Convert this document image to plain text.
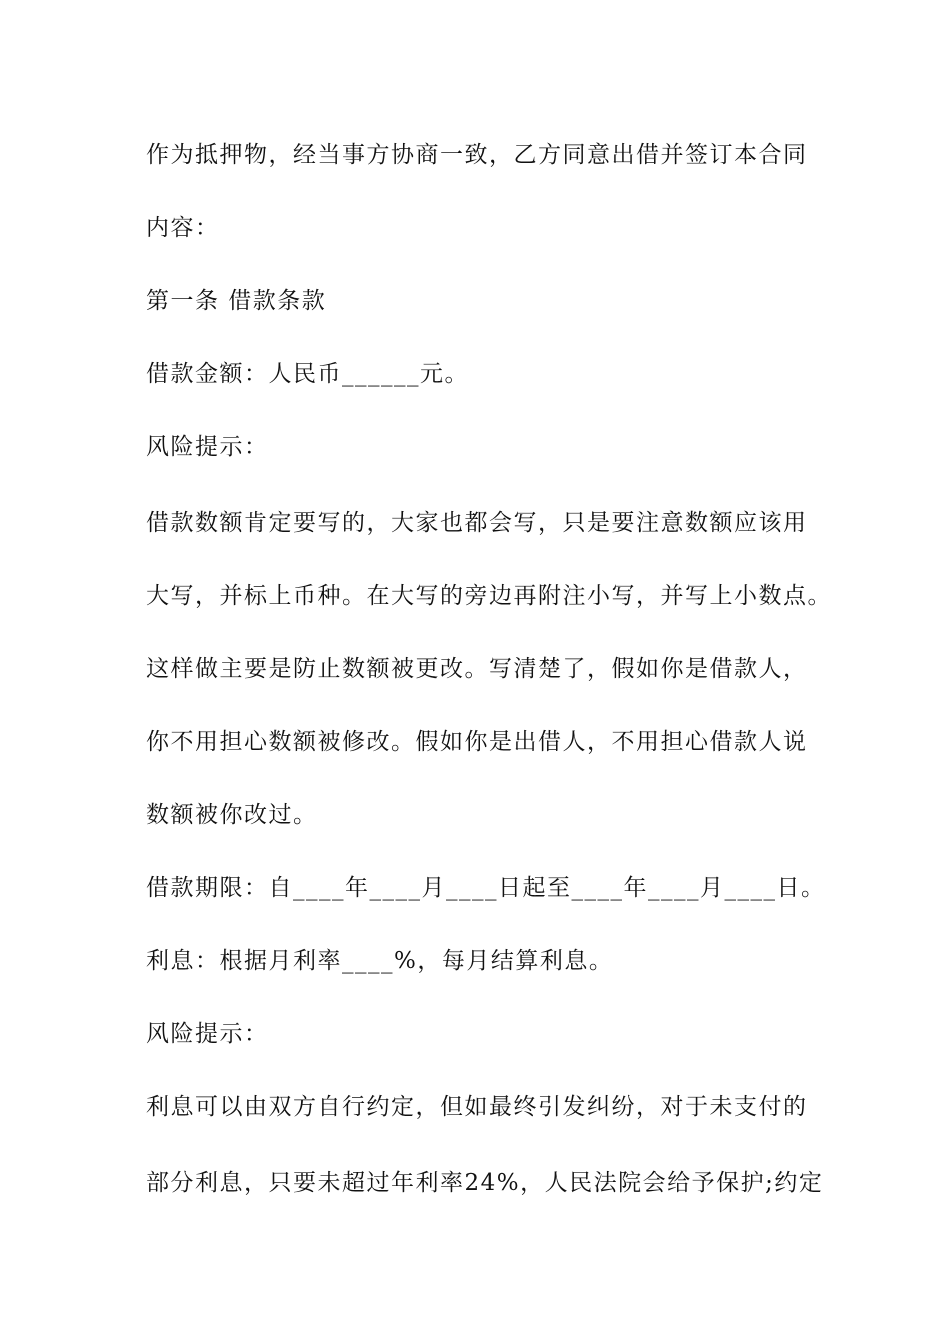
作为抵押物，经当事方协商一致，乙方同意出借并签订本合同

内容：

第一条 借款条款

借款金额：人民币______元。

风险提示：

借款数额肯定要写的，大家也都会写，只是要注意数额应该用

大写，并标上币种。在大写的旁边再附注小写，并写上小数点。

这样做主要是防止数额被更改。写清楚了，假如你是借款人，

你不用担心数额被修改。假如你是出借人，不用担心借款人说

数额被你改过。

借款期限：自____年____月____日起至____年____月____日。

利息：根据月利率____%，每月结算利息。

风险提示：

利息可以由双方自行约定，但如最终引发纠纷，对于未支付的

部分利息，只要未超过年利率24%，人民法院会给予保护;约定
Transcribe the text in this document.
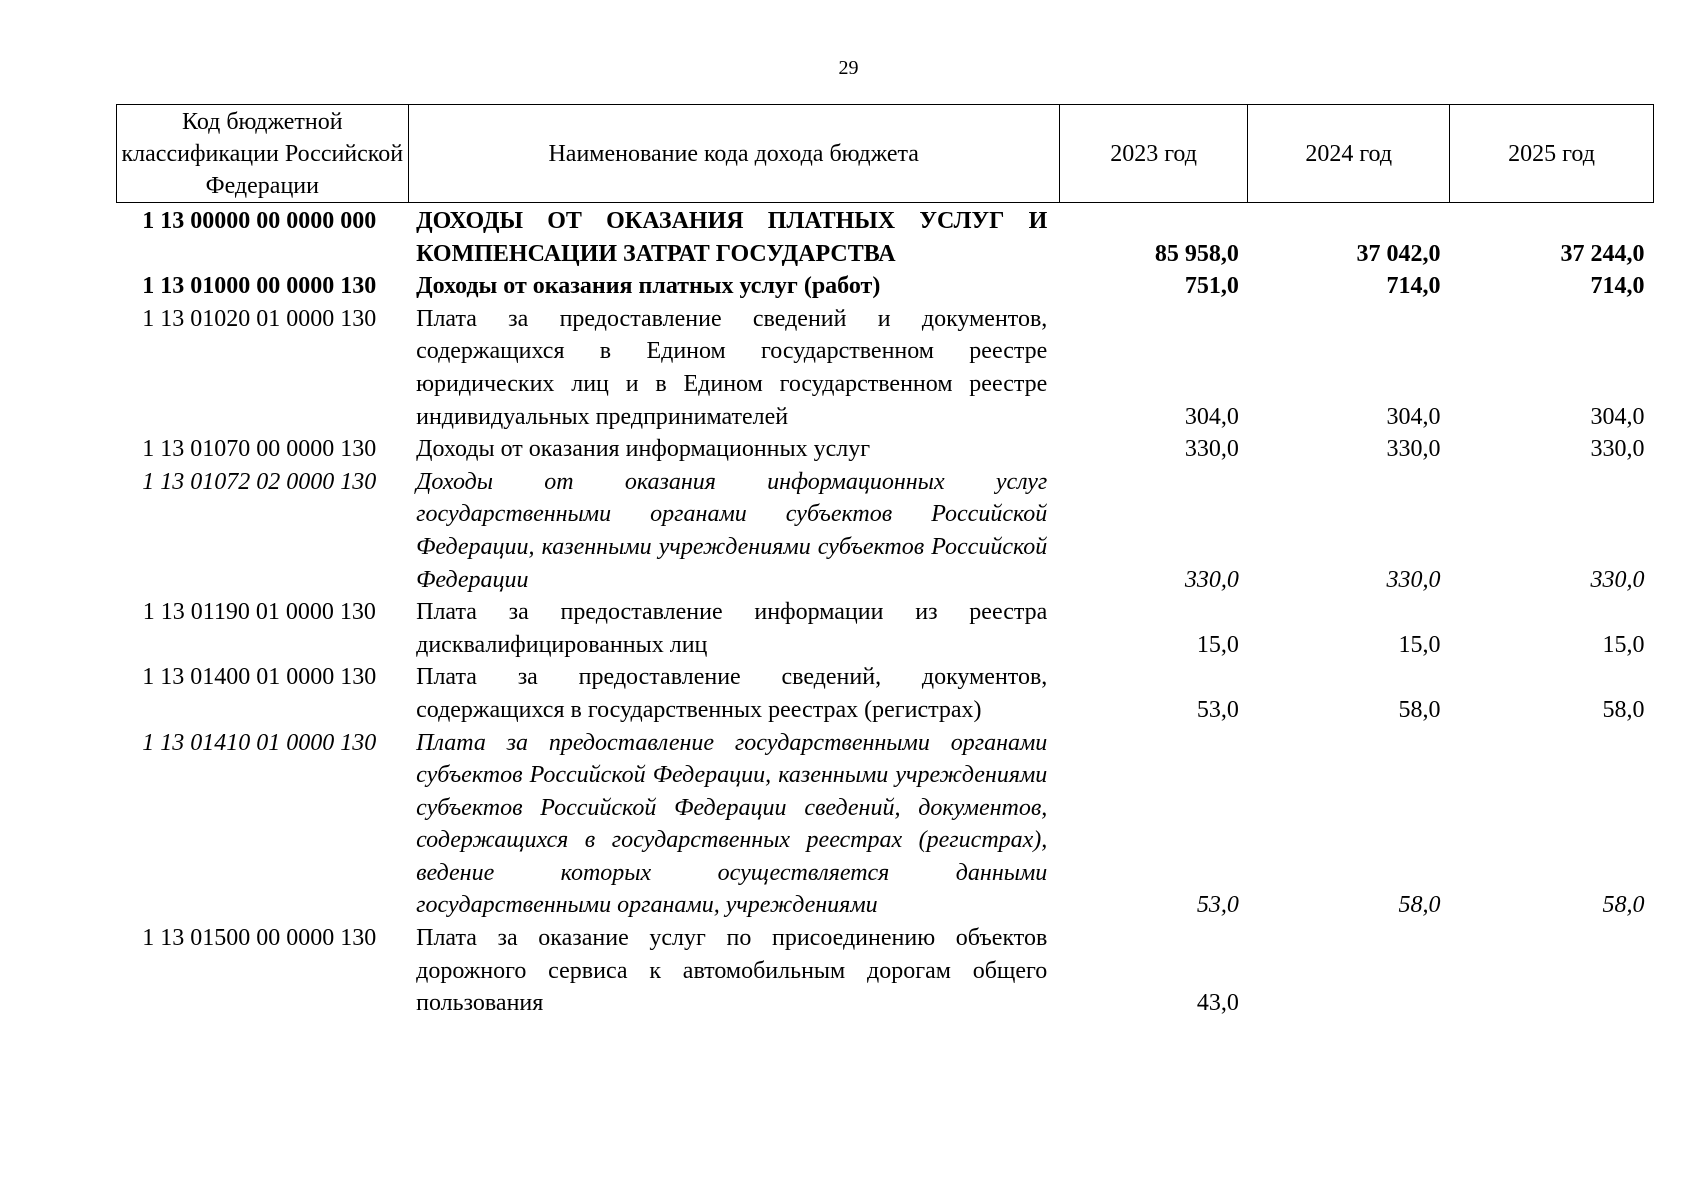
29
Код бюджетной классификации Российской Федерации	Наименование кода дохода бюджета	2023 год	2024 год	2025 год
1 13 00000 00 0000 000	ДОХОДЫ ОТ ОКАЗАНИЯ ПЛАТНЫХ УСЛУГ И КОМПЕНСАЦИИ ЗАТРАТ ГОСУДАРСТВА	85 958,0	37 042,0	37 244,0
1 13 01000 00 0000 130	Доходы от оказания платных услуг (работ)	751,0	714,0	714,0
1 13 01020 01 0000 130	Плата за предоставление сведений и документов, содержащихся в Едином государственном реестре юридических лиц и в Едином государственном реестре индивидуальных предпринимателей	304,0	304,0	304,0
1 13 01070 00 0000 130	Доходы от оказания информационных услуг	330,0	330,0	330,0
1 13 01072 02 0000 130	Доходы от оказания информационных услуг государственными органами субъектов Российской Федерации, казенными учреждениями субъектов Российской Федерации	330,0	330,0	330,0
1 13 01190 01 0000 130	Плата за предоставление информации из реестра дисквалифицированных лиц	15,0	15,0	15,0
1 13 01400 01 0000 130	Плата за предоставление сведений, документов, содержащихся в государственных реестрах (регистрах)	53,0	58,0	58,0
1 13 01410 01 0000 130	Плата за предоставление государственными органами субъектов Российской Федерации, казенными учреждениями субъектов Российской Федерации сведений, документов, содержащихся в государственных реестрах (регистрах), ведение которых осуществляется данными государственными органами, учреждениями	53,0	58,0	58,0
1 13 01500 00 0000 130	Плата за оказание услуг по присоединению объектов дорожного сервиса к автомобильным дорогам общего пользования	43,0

--

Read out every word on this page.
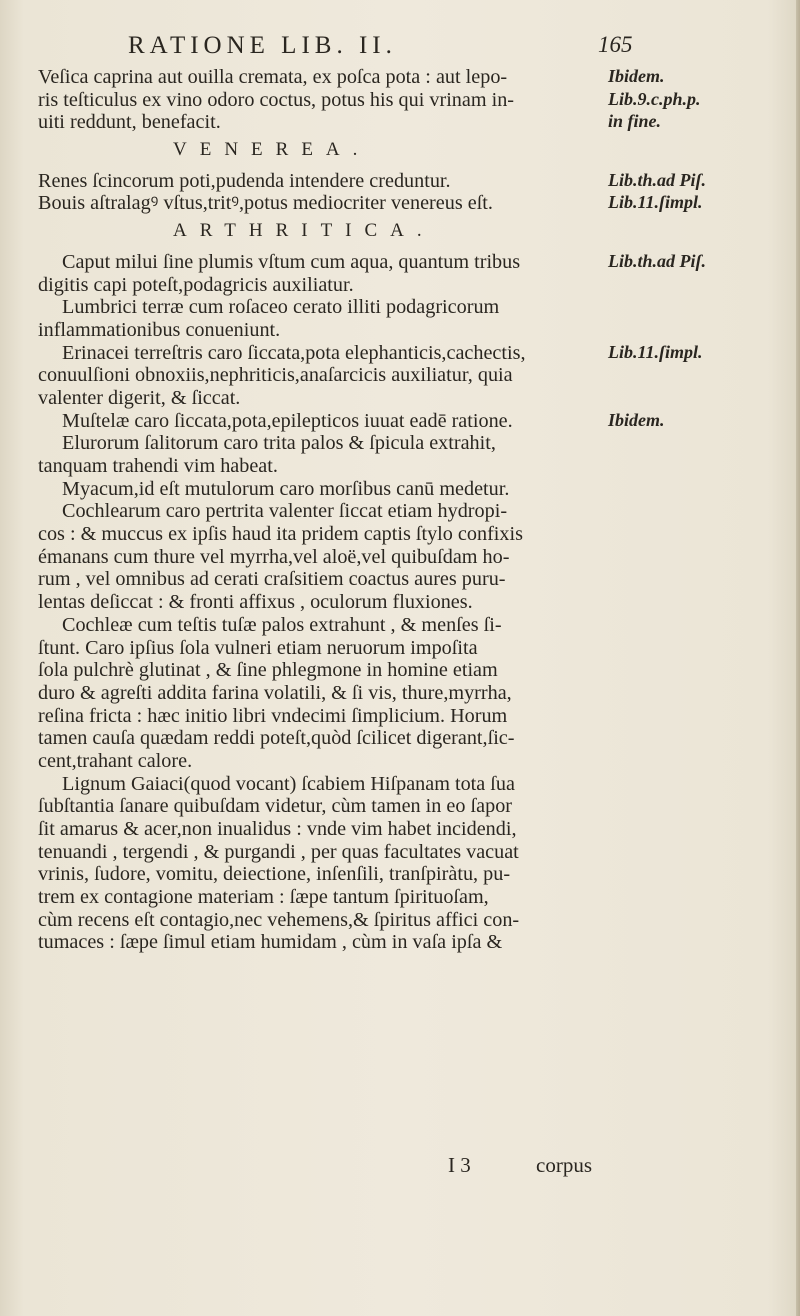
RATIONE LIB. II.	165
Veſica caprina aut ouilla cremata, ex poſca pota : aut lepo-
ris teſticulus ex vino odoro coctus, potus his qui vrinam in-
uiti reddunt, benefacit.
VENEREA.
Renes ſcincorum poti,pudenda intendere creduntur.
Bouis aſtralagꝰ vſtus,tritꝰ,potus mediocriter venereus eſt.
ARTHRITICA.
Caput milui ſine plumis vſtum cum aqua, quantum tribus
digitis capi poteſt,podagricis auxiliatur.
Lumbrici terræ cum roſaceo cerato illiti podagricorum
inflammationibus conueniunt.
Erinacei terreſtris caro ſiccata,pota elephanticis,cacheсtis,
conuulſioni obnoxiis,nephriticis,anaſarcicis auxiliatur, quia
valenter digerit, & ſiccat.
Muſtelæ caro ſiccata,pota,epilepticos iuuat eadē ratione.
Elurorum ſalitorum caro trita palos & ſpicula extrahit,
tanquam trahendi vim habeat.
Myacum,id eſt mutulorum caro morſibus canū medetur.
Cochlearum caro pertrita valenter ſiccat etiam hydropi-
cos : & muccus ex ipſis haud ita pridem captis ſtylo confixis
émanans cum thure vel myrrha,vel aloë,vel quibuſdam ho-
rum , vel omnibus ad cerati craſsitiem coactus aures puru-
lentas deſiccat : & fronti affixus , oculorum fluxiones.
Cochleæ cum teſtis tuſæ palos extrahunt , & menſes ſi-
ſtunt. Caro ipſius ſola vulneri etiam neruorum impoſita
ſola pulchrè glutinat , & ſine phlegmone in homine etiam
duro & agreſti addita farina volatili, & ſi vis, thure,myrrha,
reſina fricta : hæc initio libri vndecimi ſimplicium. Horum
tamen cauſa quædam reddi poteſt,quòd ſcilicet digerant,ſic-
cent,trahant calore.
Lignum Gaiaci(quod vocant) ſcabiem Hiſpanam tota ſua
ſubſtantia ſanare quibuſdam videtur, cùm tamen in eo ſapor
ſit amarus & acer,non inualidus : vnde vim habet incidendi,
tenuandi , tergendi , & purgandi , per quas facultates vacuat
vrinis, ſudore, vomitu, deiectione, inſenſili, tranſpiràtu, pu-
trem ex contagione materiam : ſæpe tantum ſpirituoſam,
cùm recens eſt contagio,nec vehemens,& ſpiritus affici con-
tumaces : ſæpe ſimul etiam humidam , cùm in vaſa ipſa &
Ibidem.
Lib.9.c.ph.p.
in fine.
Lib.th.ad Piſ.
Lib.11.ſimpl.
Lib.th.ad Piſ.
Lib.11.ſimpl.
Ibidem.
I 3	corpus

● Brief
Extract all lines from the data in which "tamen" is found.

● Answer to the exercise
tamen cauſa quædam reddi poteſt,quòd ſcilicet digerant,ſic-
ſubſtantia ſanare quibuſdam videtur, cùm tamen in eo ſapor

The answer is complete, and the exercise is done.